EXERCISE DETAILS: Work out how many lines hold the string "median". Give that number and nothing more.
++++++++++
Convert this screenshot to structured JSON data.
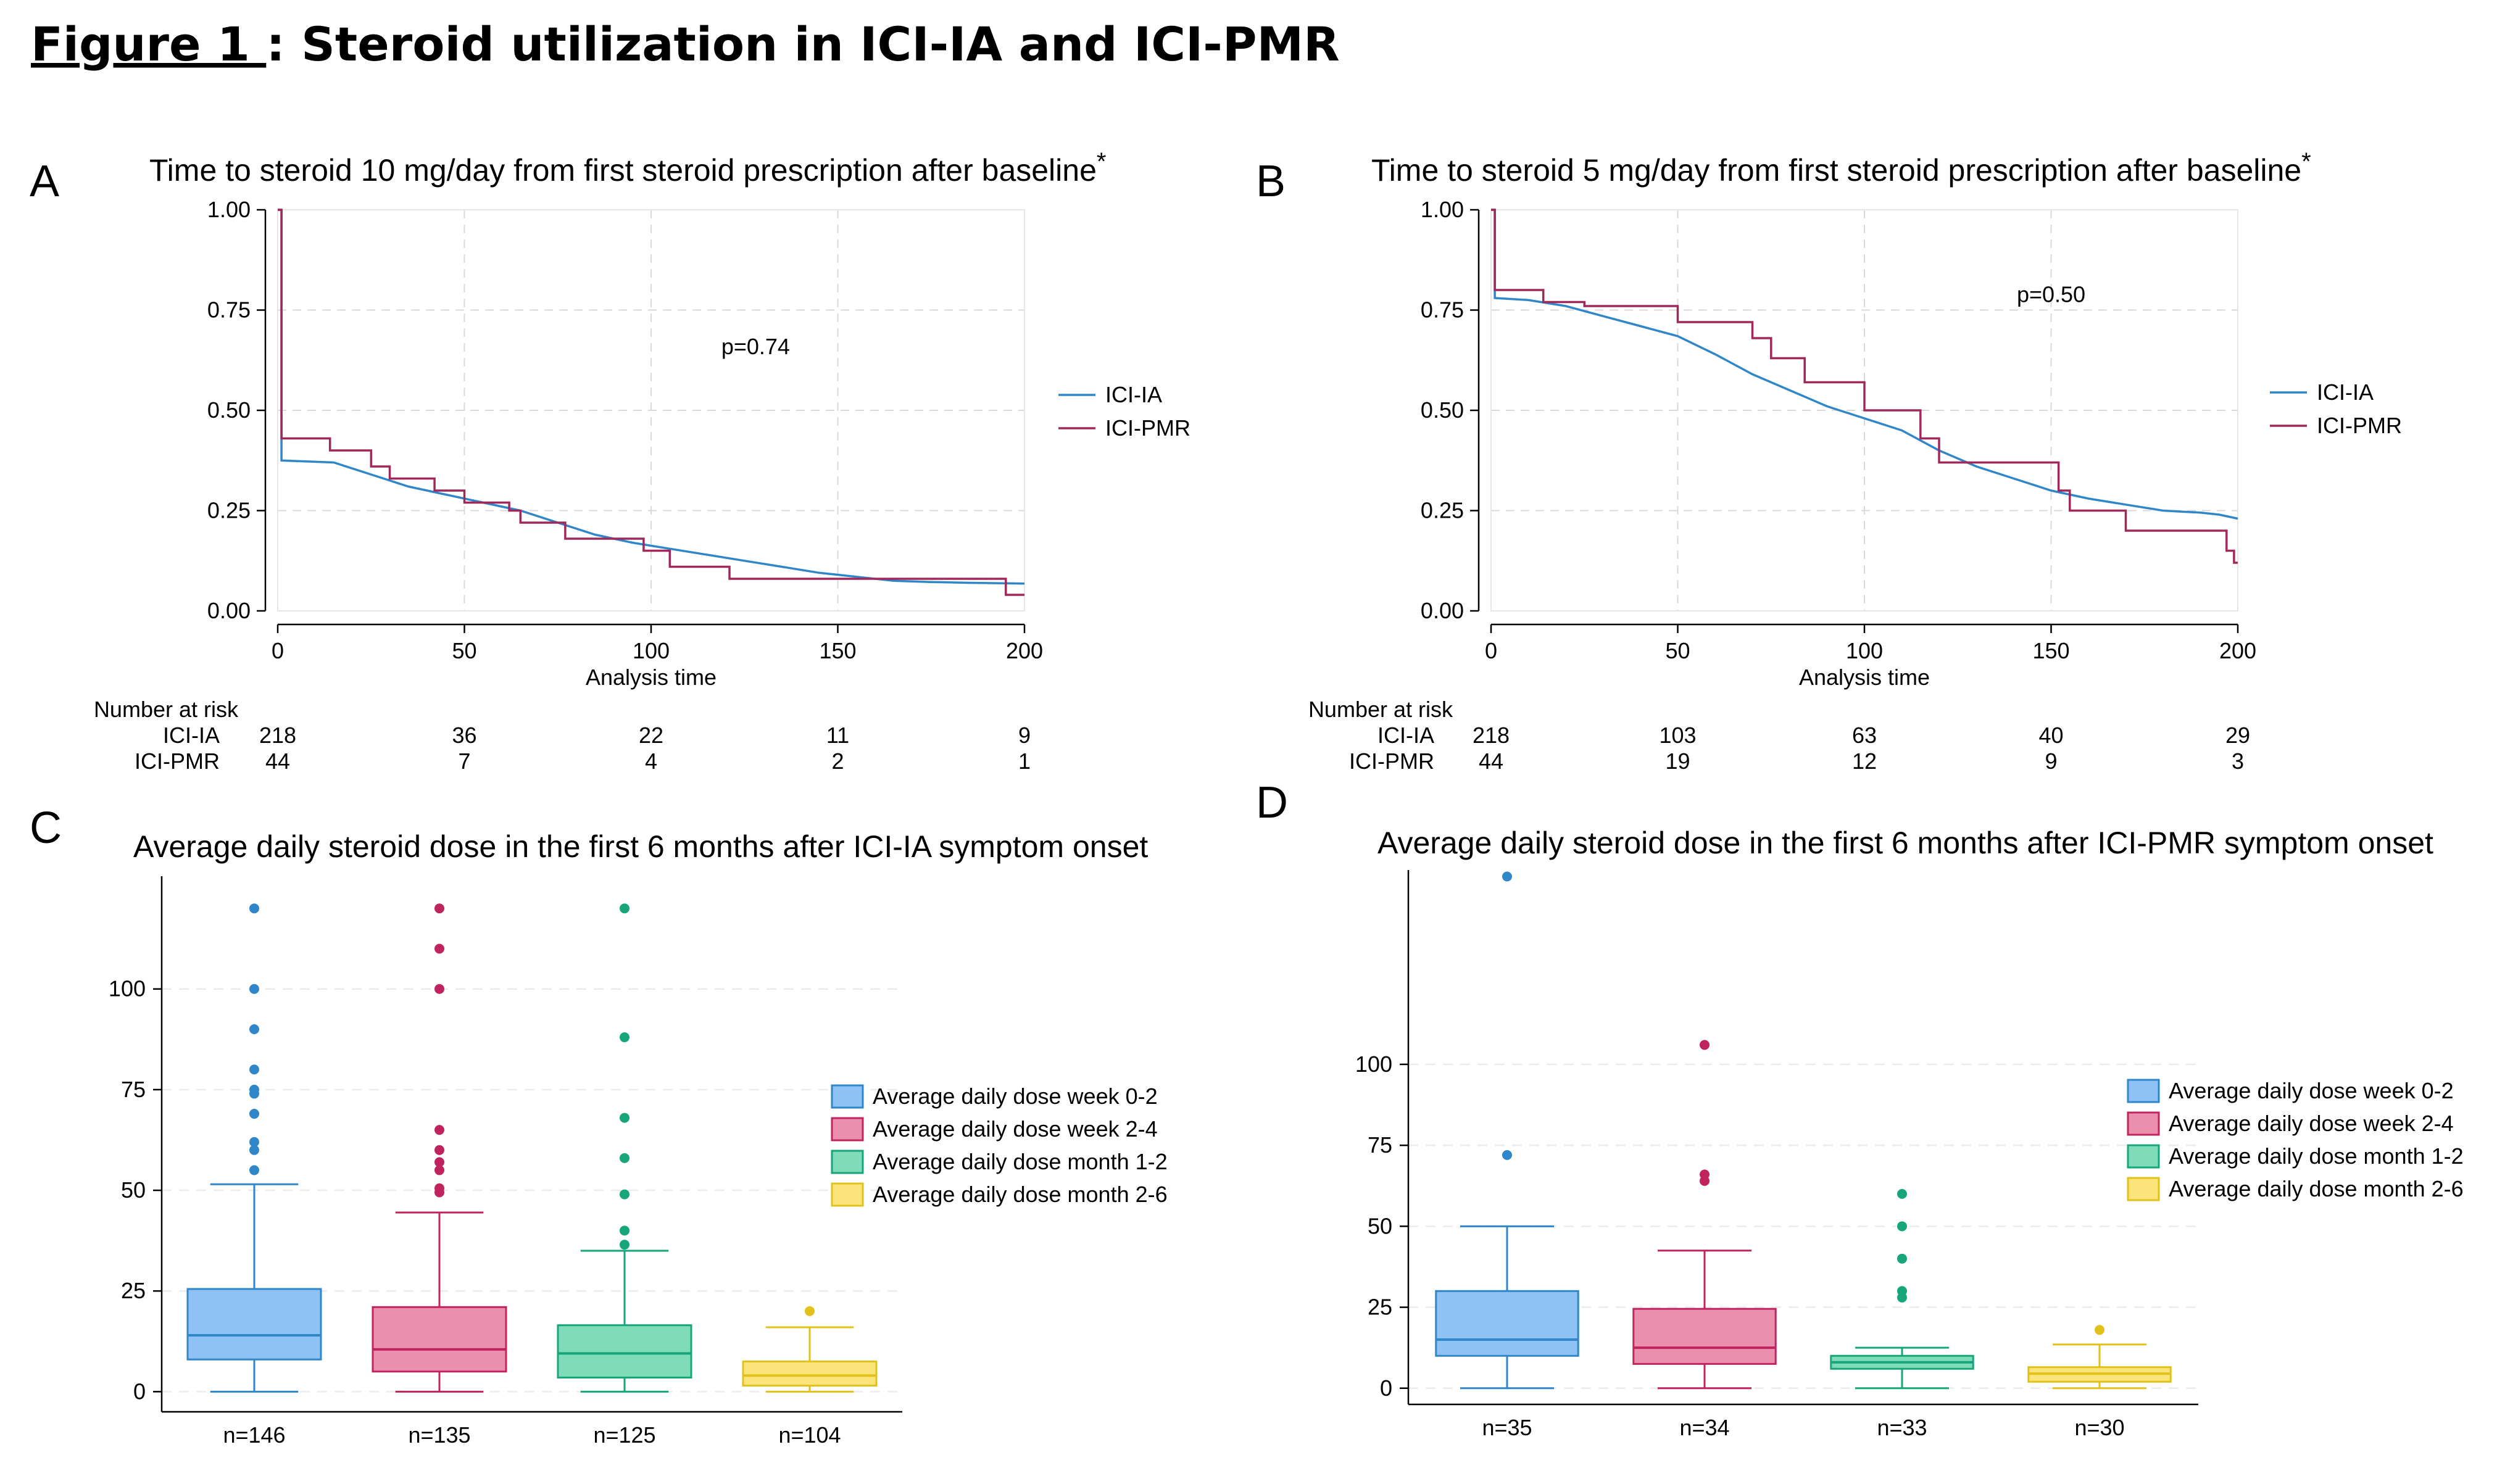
{
  "figure": {
    "title_prefix": "Figure 1 ",
    "title_rest": ": Steroid utilization in ICI-IA and ICI-PMR"
  },
  "colors": {
    "ia": "#2f86c8",
    "pmr": "#a0285a",
    "grid": "#d9d9d9"
  },
  "chart_data": [
    {
      "panel": "A",
      "type": "line",
      "title": "Time to steroid 10 mg/day from first steroid prescription after baseline",
      "title_mark": "*",
      "xlabel": "Analysis time",
      "ylabel": "",
      "xlim": [
        0,
        200
      ],
      "ylim": [
        0,
        1
      ],
      "x_ticks": [
        "0",
        "50",
        "100",
        "150",
        "200"
      ],
      "y_ticks": [
        "0.00",
        "0.25",
        "0.50",
        "0.75",
        "1.00"
      ],
      "annotation": "p=0.74",
      "legend": [
        "ICI-IA",
        "ICI-PMR"
      ],
      "series": [
        {
          "name": "ICI-IA",
          "points": [
            [
              0,
              1.0
            ],
            [
              1,
              1.0
            ],
            [
              1,
              0.375
            ],
            [
              15,
              0.37
            ],
            [
              25,
              0.34
            ],
            [
              35,
              0.31
            ],
            [
              45,
              0.29
            ],
            [
              55,
              0.27
            ],
            [
              65,
              0.25
            ],
            [
              75,
              0.22
            ],
            [
              85,
              0.19
            ],
            [
              95,
              0.17
            ],
            [
              105,
              0.155
            ],
            [
              115,
              0.14
            ],
            [
              125,
              0.125
            ],
            [
              135,
              0.11
            ],
            [
              145,
              0.095
            ],
            [
              155,
              0.085
            ],
            [
              165,
              0.075
            ],
            [
              175,
              0.072
            ],
            [
              185,
              0.07
            ],
            [
              200,
              0.068
            ]
          ]
        },
        {
          "name": "ICI-PMR",
          "points": [
            [
              0,
              1.0
            ],
            [
              1,
              1.0
            ],
            [
              1,
              0.43
            ],
            [
              14,
              0.43
            ],
            [
              14,
              0.4
            ],
            [
              25,
              0.4
            ],
            [
              25,
              0.36
            ],
            [
              30,
              0.36
            ],
            [
              30,
              0.33
            ],
            [
              42,
              0.33
            ],
            [
              42,
              0.3
            ],
            [
              50,
              0.3
            ],
            [
              50,
              0.27
            ],
            [
              62,
              0.27
            ],
            [
              62,
              0.25
            ],
            [
              65,
              0.25
            ],
            [
              65,
              0.22
            ],
            [
              77,
              0.22
            ],
            [
              77,
              0.18
            ],
            [
              98,
              0.18
            ],
            [
              98,
              0.15
            ],
            [
              105,
              0.15
            ],
            [
              105,
              0.11
            ],
            [
              121,
              0.11
            ],
            [
              121,
              0.08
            ],
            [
              195,
              0.08
            ],
            [
              195,
              0.04
            ],
            [
              200,
              0.04
            ]
          ]
        }
      ],
      "risk_table": {
        "header": "Number at risk",
        "rows": [
          {
            "label": "ICI-IA",
            "values": [
              "218",
              "36",
              "22",
              "11",
              "9"
            ]
          },
          {
            "label": "ICI-PMR",
            "values": [
              "44",
              "7",
              "4",
              "2",
              "1"
            ]
          }
        ]
      }
    },
    {
      "panel": "B",
      "type": "line",
      "title": "Time to steroid 5 mg/day from first steroid prescription after baseline",
      "title_mark": "*",
      "xlabel": "Analysis time",
      "ylabel": "",
      "xlim": [
        0,
        200
      ],
      "ylim": [
        0,
        1
      ],
      "x_ticks": [
        "0",
        "50",
        "100",
        "150",
        "200"
      ],
      "y_ticks": [
        "0.00",
        "0.25",
        "0.50",
        "0.75",
        "1.00"
      ],
      "annotation": "p=0.50",
      "legend": [
        "ICI-IA",
        "ICI-PMR"
      ],
      "series": [
        {
          "name": "ICI-IA",
          "points": [
            [
              0,
              1.0
            ],
            [
              1,
              1.0
            ],
            [
              1,
              0.78
            ],
            [
              10,
              0.775
            ],
            [
              20,
              0.76
            ],
            [
              30,
              0.735
            ],
            [
              40,
              0.71
            ],
            [
              50,
              0.685
            ],
            [
              60,
              0.64
            ],
            [
              70,
              0.59
            ],
            [
              80,
              0.55
            ],
            [
              90,
              0.51
            ],
            [
              100,
              0.48
            ],
            [
              110,
              0.45
            ],
            [
              120,
              0.4
            ],
            [
              130,
              0.36
            ],
            [
              140,
              0.33
            ],
            [
              150,
              0.3
            ],
            [
              160,
              0.28
            ],
            [
              170,
              0.265
            ],
            [
              180,
              0.25
            ],
            [
              190,
              0.245
            ],
            [
              195,
              0.24
            ],
            [
              200,
              0.23
            ]
          ]
        },
        {
          "name": "ICI-PMR",
          "points": [
            [
              0,
              1.0
            ],
            [
              1,
              1.0
            ],
            [
              1,
              0.8
            ],
            [
              14,
              0.8
            ],
            [
              14,
              0.77
            ],
            [
              25,
              0.77
            ],
            [
              25,
              0.76
            ],
            [
              50,
              0.76
            ],
            [
              50,
              0.72
            ],
            [
              70,
              0.72
            ],
            [
              70,
              0.68
            ],
            [
              75,
              0.68
            ],
            [
              75,
              0.63
            ],
            [
              84,
              0.63
            ],
            [
              84,
              0.57
            ],
            [
              100,
              0.57
            ],
            [
              100,
              0.5
            ],
            [
              115,
              0.5
            ],
            [
              115,
              0.43
            ],
            [
              120,
              0.43
            ],
            [
              120,
              0.37
            ],
            [
              152,
              0.37
            ],
            [
              152,
              0.3
            ],
            [
              155,
              0.3
            ],
            [
              155,
              0.25
            ],
            [
              170,
              0.25
            ],
            [
              170,
              0.2
            ],
            [
              197,
              0.2
            ],
            [
              197,
              0.15
            ],
            [
              199,
              0.15
            ],
            [
              199,
              0.12
            ],
            [
              200,
              0.12
            ]
          ]
        }
      ],
      "risk_table": {
        "header": "Number at risk",
        "rows": [
          {
            "label": "ICI-IA",
            "values": [
              "218",
              "103",
              "63",
              "40",
              "29"
            ]
          },
          {
            "label": "ICI-PMR",
            "values": [
              "44",
              "19",
              "12",
              "9",
              "3"
            ]
          }
        ]
      }
    },
    {
      "panel": "C",
      "type": "box",
      "title": "Average daily steroid dose in the first 6 months after ICI-IA symptom onset",
      "xlabel": "",
      "ylabel": "",
      "ylim": [
        -5,
        128
      ],
      "y_ticks": [
        0,
        25,
        50,
        75,
        100
      ],
      "grid": true,
      "legend": [
        "Average daily dose week 0-2",
        "Average daily dose week 2-4",
        "Average daily dose month 1-2",
        "Average daily dose month 2-6"
      ],
      "boxes": [
        {
          "label": "n=146",
          "min": 0,
          "q1": 8,
          "median": 14,
          "q3": 25.5,
          "max": 51.5,
          "outliers": [
            55,
            60,
            62,
            69,
            74,
            75,
            80,
            90,
            100,
            120
          ],
          "fill": "#8ec2f5",
          "stroke": "#2f86c8"
        },
        {
          "label": "n=135",
          "min": 0,
          "q1": 5,
          "median": 10.5,
          "q3": 21,
          "max": 44.5,
          "outliers": [
            49.5,
            50.5,
            55,
            57,
            60,
            65,
            100,
            110,
            120
          ],
          "fill": "#ea8fae",
          "stroke": "#c0245f"
        },
        {
          "label": "n=125",
          "min": 0,
          "q1": 3.5,
          "median": 9.5,
          "q3": 16.5,
          "max": 35,
          "outliers": [
            36.5,
            40,
            49,
            58,
            68,
            88,
            120
          ],
          "fill": "#7fdcb8",
          "stroke": "#17a57a"
        },
        {
          "label": "n=104",
          "min": 0,
          "q1": 1.5,
          "median": 4,
          "q3": 7.5,
          "max": 16,
          "outliers": [
            20
          ],
          "fill": "#fbe57a",
          "stroke": "#e2c21a"
        }
      ]
    },
    {
      "panel": "D",
      "type": "box",
      "title": "Average daily steroid dose in the first 6 months after ICI-PMR symptom onset",
      "xlabel": "",
      "ylabel": "",
      "ylim": [
        -5,
        160
      ],
      "y_ticks": [
        0,
        25,
        50,
        75,
        100
      ],
      "grid": true,
      "legend": [
        "Average daily dose week 0-2",
        "Average daily dose week 2-4",
        "Average daily dose month 1-2",
        "Average daily dose month 2-6"
      ],
      "boxes": [
        {
          "label": "n=35",
          "min": 0,
          "q1": 10,
          "median": 15,
          "q3": 30,
          "max": 50,
          "outliers": [
            72,
            158
          ],
          "fill": "#8ec2f5",
          "stroke": "#2f86c8"
        },
        {
          "label": "n=34",
          "min": 0,
          "q1": 7.5,
          "median": 12.5,
          "q3": 24.5,
          "max": 42.5,
          "outliers": [
            64,
            66,
            106
          ],
          "fill": "#ea8fae",
          "stroke": "#c0245f"
        },
        {
          "label": "n=33",
          "min": 0,
          "q1": 6,
          "median": 8,
          "q3": 10,
          "max": 12.5,
          "outliers": [
            28,
            30,
            40,
            50,
            60
          ],
          "fill": "#7fdcb8",
          "stroke": "#17a57a"
        },
        {
          "label": "n=30",
          "min": 0,
          "q1": 2,
          "median": 4.5,
          "q3": 6.5,
          "max": 13.5,
          "outliers": [
            18
          ],
          "fill": "#fbe57a",
          "stroke": "#e2c21a"
        }
      ]
    }
  ]
}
++++++++++
SOLUTION BELOW: 8